Exercise data:
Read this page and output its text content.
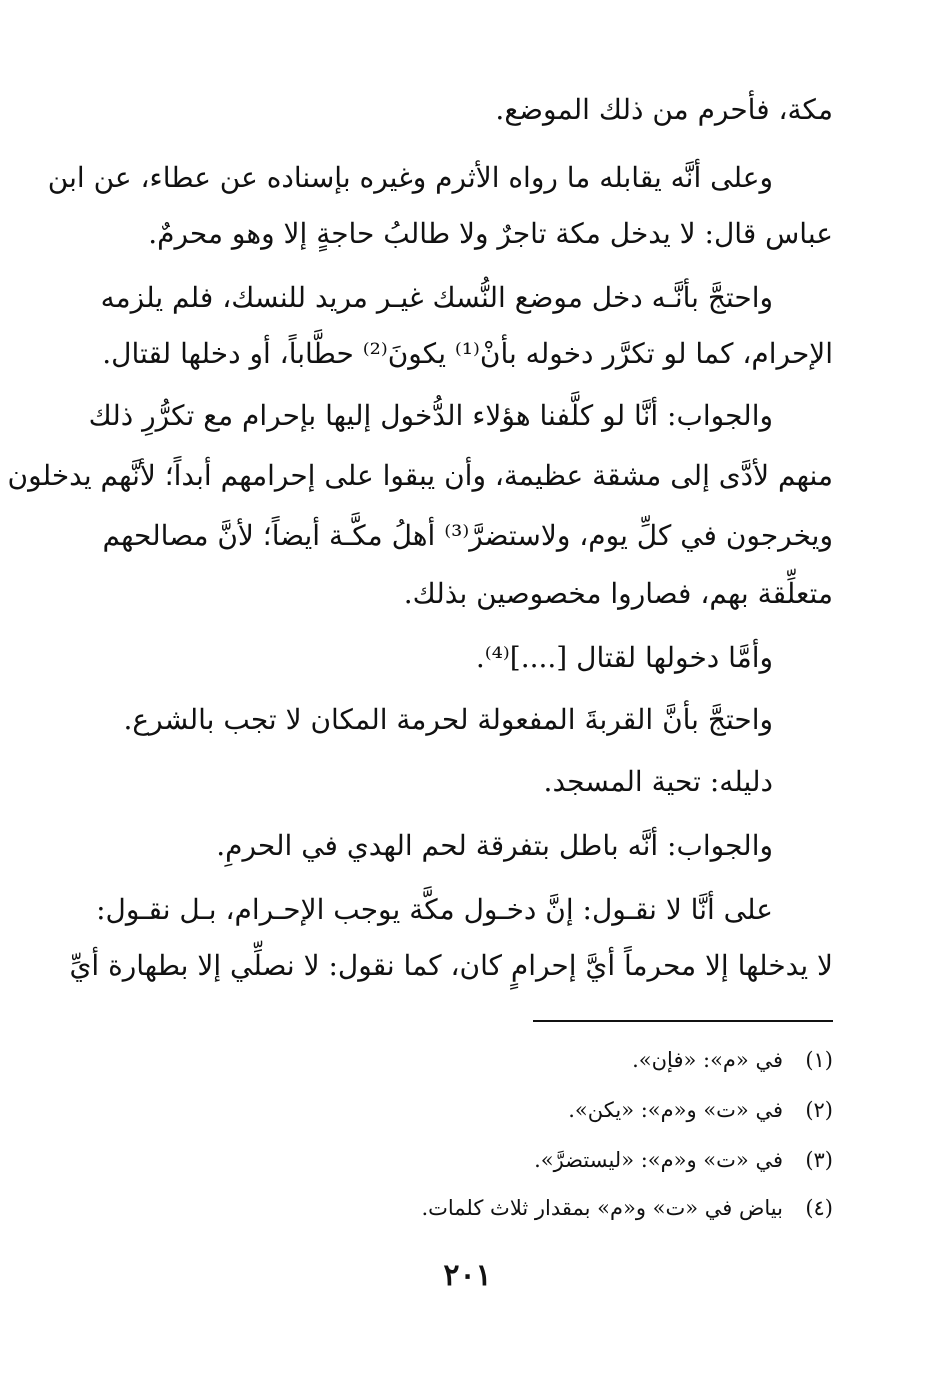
مكة، فأحرم من ذلك الموضع.
وعلى أنَّه يقابله ما رواه الأثرم وغيره بإسناده عن عطاء، عن ابن
عباس قال: لا يدخل مكة تاجرٌ ولا طالبُ حاجةٍ إلا وهو محرمٌ.
واحتجَّ بأنَّـه دخل موضع النُّسك غيـر مريد للنسك، فلم يلزمه
الإحرام، كما لو تكرَّر دخوله بأنْ⁽¹⁾ يكونَ⁽²⁾ حطَّاباً، أو دخلها لقتال.
والجواب: أنَّا لو كلَّفنا هؤلاء الدُّخول إليها بإحرام مع تكرُّرِ ذلك
منهم لأدَّى إلى مشقة عظيمة، وأن يبقوا على إحرامهم أبداً؛ لأنَّهم يدخلون
ويخرجون في كلِّ يوم، ولاستضرَّ⁽³⁾ أهلُ مكَّـة أيضاً؛ لأنَّ مصالحهم
متعلِّقة بهم، فصاروا مخصوصين بذلك.
وأمَّا دخولها لقتال [....]⁽⁴⁾.
واحتجَّ بأنَّ القربةَ المفعولة لحرمة المكان لا تجب بالشرع.
دليله: تحية المسجد.
والجواب: أنَّه باطل بتفرقة لحم الهدي في الحرمِ.
على أنَّا لا نقـول: إنَّ دخـول مكَّة يوجب الإحـرام، بـل نقـول:
لا يدخلها إلا محرماً أيَّ إحرامٍ كان، كما نقول: لا نصلِّي إلا بطهارة أيِّ
(١)
في «م»: «فإن».
(٢)
في «ت» و«م»: «يكن».
(٣)
في «ت» و«م»: «ليستضرَّ».
(٤)
بياض في «ت» و«م» بمقدار ثلاث كلمات.
٢٠١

Problem to solve:
Pick out the lines that contain "والجواب" and copy them.

Expected answer:
والجواب: أنَّا لو كلَّفنا هؤلاء الدُّخول إليها بإحرام مع تكرُّرِ ذلك
والجواب: أنَّه باطل بتفرقة لحم الهدي في الحرمِ.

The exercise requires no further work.